**ТЕКСТ ДЛЯ ЧТЕНИЯ**

======

Комментарий |

Символический пейзаж

Перевод с английского Маруси Климовой

Мы живем в мире вещей, которые не являются творением наших рук и
которые по своему внутреннему устройству и законам
существования сильно отличаются от нас: это деревья, цветы, травы, реки,
холмы, облака. Веками они пробуждали в нас любопытство и
трепет. Были объектами нашего восхищения. Мы воссоздавали их в
своем воображении в соответствии с нашим настроением. И
так, постоянно размышляя о них, мы содействуем углублению наших
представлений о том, что мы называем природой. Развитие
пейзажной живописи отражает стадии нашего познания природы. Ее
подъем и расцвет со времен средних веков знаменует собой
начало нового этапа в попытках человеческого духа достичь
гармонии с окружающим миром. Предыдущий период, период
средиземноморской античности, был еще слишком глубоко связан с
греческой культурной традицией, в которой природе отводилась
вспомогательная роль. Взгляд эллинского художника был обращен во
внешний мир, что способствовало развитию школы пейзажной
живописи; однако насколько мы можем судить по некоторым
уцелевшим фрагментам, его умение создавать зрительные эффекты
главным образом было подчинено чисто декоративным целям. Пожалуй
только в серии «Одиссея» в Ватикане пейзаж становится
средством поэтического выражения, но и там это всего лишь фон,
второй план, как и пейзажи в самой «Одиссее».

======

**ЗАДАНИЕ 1**
Перенесите в CSV из двух столбцов, «запрос» и «ответ», записи от строки, где есть "Output each element", до строки с "Bar — [212, 173, 230, 183]" включительно: по строке на каждый запрос, где текст запроса и его ответ стоят каждый в одном поле в кавычках, а переносы строк заменены пробелами. Изображения в ответ не включайте.
Текст и записи взяты из разных источников.

**ИСХОДНЫЕ ЗАПИСИ**
======

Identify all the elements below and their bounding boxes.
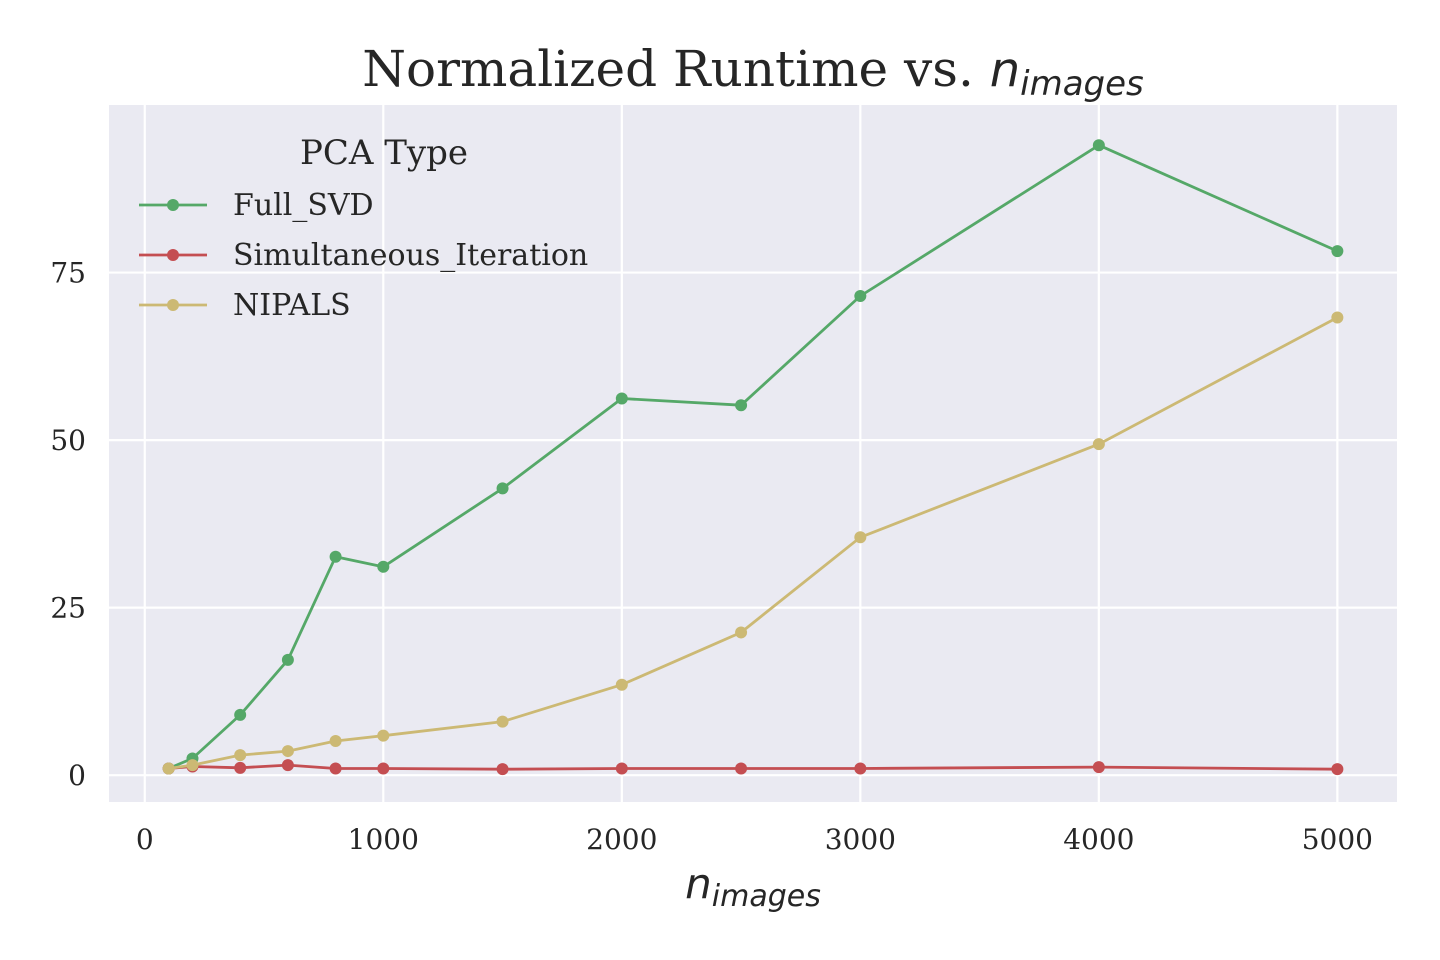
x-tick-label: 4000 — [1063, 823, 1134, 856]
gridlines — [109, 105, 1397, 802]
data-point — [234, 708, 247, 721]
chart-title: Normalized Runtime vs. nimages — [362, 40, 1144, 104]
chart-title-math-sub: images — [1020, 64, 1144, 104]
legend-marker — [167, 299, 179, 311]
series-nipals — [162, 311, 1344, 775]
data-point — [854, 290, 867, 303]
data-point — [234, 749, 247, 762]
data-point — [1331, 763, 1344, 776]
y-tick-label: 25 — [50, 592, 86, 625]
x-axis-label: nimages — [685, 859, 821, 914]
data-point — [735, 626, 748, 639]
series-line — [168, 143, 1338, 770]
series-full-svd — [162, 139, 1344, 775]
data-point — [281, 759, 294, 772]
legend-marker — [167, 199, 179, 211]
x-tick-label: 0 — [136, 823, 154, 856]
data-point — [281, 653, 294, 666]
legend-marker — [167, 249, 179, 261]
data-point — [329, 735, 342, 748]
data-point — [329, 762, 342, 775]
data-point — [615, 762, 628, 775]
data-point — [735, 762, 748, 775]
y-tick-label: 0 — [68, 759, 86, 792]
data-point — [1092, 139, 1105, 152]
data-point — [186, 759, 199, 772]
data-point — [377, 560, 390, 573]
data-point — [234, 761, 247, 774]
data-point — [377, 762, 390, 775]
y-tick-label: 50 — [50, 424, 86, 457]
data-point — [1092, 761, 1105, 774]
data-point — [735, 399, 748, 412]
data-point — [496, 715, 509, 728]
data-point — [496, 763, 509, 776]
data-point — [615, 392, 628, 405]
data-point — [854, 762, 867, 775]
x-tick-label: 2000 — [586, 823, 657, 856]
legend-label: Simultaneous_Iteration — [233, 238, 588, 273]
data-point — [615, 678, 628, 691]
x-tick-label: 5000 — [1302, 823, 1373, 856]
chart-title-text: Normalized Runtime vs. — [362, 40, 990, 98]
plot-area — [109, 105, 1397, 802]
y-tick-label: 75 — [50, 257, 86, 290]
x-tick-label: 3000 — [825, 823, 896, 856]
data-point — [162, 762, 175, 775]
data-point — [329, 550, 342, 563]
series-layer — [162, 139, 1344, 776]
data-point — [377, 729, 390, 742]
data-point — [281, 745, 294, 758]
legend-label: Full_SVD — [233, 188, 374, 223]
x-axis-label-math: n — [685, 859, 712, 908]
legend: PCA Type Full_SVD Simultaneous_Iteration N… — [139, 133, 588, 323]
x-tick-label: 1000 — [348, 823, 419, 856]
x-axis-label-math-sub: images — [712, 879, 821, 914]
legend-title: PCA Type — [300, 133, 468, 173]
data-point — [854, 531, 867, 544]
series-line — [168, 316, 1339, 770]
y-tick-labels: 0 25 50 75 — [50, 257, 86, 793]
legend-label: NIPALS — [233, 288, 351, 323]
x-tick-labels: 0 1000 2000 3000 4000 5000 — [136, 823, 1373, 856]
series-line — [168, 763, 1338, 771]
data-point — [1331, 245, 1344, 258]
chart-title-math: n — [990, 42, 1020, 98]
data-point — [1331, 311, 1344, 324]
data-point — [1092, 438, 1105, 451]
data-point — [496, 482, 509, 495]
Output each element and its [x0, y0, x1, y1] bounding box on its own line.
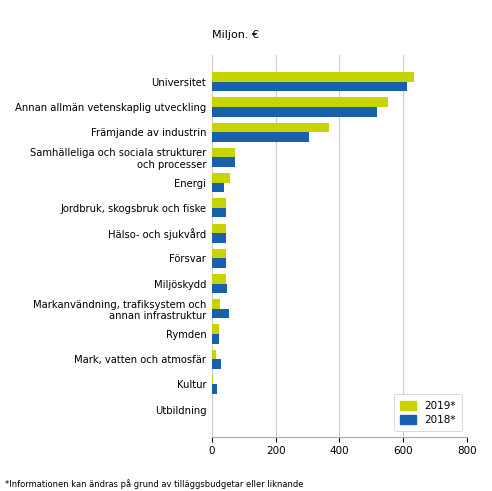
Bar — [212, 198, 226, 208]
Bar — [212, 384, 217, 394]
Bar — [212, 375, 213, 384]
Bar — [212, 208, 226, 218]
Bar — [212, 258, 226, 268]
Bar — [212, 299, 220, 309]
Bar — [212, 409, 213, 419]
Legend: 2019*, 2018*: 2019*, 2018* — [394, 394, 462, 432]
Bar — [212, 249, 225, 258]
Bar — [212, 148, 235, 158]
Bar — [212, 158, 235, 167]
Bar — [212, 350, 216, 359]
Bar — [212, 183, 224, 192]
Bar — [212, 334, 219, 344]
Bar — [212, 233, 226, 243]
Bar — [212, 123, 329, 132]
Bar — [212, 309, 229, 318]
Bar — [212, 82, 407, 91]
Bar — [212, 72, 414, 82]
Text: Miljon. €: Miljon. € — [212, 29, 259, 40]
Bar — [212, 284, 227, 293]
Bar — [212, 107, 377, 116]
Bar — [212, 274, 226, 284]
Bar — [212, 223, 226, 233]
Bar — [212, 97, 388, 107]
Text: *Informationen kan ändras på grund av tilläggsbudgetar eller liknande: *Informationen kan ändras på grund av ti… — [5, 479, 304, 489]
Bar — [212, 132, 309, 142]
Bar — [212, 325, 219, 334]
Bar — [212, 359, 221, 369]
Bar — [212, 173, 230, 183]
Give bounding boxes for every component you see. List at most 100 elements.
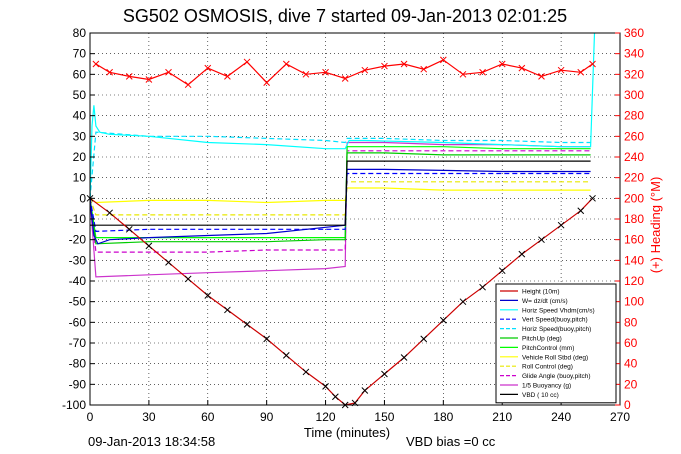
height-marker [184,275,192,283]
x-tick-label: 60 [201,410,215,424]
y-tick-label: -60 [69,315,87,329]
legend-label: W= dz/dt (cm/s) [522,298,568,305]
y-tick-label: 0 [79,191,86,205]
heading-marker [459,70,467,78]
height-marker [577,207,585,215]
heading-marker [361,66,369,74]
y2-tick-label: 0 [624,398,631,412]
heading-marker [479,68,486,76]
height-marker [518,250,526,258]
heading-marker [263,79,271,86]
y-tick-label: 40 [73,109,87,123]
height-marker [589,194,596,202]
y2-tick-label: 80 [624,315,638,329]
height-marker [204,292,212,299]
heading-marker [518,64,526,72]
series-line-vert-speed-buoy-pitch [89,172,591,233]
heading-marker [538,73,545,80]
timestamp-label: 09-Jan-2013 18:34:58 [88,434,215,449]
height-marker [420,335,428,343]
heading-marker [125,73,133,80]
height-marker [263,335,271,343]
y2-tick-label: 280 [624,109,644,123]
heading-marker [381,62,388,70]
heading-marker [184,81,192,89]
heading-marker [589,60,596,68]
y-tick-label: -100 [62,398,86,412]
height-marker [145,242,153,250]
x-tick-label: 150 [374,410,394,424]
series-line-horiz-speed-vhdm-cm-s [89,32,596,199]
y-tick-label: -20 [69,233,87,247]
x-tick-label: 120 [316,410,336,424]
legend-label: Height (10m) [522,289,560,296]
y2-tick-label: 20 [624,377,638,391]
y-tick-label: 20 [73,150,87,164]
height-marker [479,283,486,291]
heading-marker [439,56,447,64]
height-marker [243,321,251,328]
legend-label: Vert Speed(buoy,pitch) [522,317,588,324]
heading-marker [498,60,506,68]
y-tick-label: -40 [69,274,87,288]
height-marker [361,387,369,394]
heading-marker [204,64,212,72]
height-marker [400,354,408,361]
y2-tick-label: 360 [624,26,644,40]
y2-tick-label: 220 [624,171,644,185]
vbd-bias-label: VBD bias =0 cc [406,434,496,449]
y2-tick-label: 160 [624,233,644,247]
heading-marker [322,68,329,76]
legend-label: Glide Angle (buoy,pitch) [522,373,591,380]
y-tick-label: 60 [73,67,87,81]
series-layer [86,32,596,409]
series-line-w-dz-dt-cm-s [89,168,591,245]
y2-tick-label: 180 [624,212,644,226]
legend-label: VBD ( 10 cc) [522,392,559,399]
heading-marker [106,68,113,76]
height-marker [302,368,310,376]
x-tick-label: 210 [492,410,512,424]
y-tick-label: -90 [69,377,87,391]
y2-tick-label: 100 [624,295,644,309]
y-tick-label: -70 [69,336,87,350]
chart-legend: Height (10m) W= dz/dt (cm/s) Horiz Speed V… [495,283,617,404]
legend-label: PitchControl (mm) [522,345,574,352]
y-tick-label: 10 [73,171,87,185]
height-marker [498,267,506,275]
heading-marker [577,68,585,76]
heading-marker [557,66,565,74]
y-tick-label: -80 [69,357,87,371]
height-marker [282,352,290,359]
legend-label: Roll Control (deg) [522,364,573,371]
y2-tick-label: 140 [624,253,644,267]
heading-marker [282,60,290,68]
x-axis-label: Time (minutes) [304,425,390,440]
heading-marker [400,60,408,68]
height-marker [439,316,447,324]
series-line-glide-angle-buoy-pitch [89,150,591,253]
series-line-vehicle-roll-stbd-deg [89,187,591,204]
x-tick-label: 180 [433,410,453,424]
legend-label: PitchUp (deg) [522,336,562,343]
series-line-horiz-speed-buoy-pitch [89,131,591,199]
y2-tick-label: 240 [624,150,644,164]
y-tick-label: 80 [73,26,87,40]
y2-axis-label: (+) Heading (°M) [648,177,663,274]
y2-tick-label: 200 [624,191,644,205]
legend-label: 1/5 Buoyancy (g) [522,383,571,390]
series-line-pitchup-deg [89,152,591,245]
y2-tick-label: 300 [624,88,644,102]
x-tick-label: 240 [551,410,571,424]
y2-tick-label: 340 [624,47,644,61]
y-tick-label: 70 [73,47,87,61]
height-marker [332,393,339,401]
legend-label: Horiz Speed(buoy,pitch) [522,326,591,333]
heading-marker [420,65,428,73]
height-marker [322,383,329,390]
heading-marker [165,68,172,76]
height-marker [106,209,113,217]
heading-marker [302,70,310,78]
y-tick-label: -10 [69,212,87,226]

======

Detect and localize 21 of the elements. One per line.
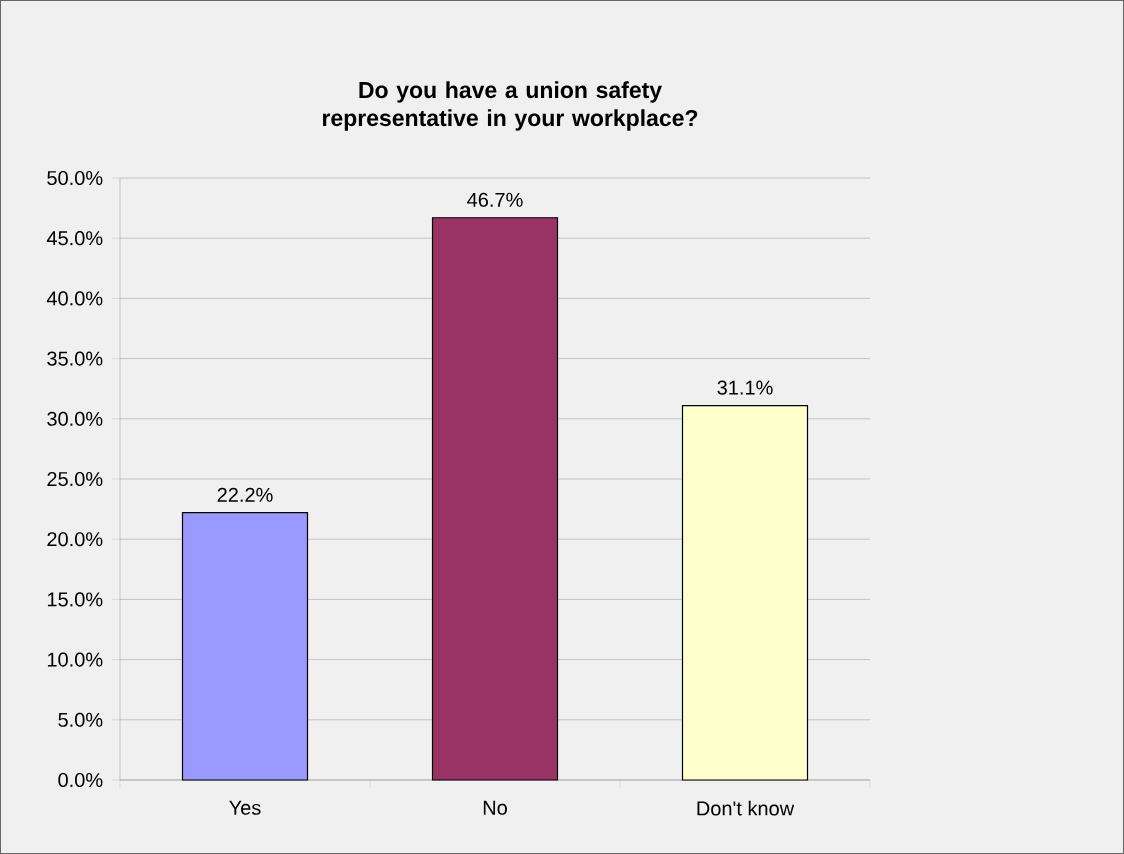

======

**ЗАДАНИЕ 2**
Ответьте по тексту на вопросы:
(а) Какие вещи названы в качестве примеров мира, не созданного нашими руками?
(б) Что отражает развитие пейзажной живописи?
(в) В какой серии пейзаж становится средством поэтического выражения?

**ГОТОВЫЙ ОТВЕТ 1**
запрос,ответ
"Output each element and its [x0, y0, x1, y1] bounding box on its own line.","Bar — [212, 198, 226, 208] Bar — [212, 384, 217, 394] Bar — [212, 375, 213, 384] Bar — [212, 208, 226, 218] Bar — [212, 258, 226, 268] Bar — [212, 299, 220, 309] Bar — [212, 409, 213, 419] Legend: 2019*, 2018*: 2019*, 2018* — [394, 394, 462, 432] Bar — [212, 249, 225, 258] Bar — [212, 148, 235, 158] Bar — [212, 158, 235, 167] Bar — [212, 350, 216, 359] Bar — [212, 183, 224, 192] Bar — [212, 334, 219, 344] Bar — [212, 233, 226, 243] Bar — [212, 123, 329, 132] Bar — [212, 309, 229, 318] Bar — [212, 82, 407, 91] Bar — [212, 72, 414, 82] Text: Miljon. €: Miljon. € — [212, 29, 259, 40] Bar — [212, 284, 227, 293] Bar — [212, 107, 377, 116] Bar — [212, 274, 226, 284] Bar — [212, 223, 226, 233] Bar — [212, 97, 388, 107] Text: *Informationen kan ändras på grund av tilläggsbudgetar eller liknande: *Informationen kan ändras på grund av ti… — [5, 479, 304, 489] Bar — [212, 132, 309, 142] Bar — [212, 325, 219, 334] Bar — [212, 359, 221, 369] Bar — [212, 173, 230, 183]"

**ГОТОВЫЙ ОТВЕТ 2**
(а) Деревья, цветы, травы, реки, холмы, облака.
(б) Стадии нашего познания природы.
(в) В серии «Одиссея» в Ватикане.